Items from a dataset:
::::

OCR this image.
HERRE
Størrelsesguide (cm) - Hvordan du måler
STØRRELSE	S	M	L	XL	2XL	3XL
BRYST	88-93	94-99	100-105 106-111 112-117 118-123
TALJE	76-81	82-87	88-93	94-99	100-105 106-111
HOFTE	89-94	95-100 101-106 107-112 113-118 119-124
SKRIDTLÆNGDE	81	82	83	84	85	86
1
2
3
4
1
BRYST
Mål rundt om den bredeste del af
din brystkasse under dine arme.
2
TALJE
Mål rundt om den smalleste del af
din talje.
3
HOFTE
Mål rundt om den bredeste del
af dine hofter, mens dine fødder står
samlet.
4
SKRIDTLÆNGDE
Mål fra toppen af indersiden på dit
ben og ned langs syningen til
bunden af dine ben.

::::

> [PROBLEM STATEMENT]:
Nothing should be left out: return all of the records exactly.

> [WRITTEN REPLY]:
OCR this image.
HERRE
Størrelsesguide (cm) - Hvordan du måler
STØRRELSE	S	M	L	XL	2XL	3XL
BRYST	88-93	94-99	100-105 106-111 112-117 118-123
TALJE	76-81	82-87	88-93	94-99	100-105 106-111
HOFTE	89-94	95-100 101-106 107-112 113-118 119-124
SKRIDTLÆNGDE	81	82	83	84	85	86
1
2
3
4
1
BRYST
Mål rundt om den bredeste del af
din brystkasse under dine arme.
2
TALJE
Mål rundt om den smalleste del af
din talje.
3
HOFTE
Mål rundt om den bredeste del
af dine hofter, mens dine fødder står
samlet.
4
SKRIDTLÆNGDE
Mål fra toppen af indersiden på dit
ben og ned langs syningen til
bunden af dine ben.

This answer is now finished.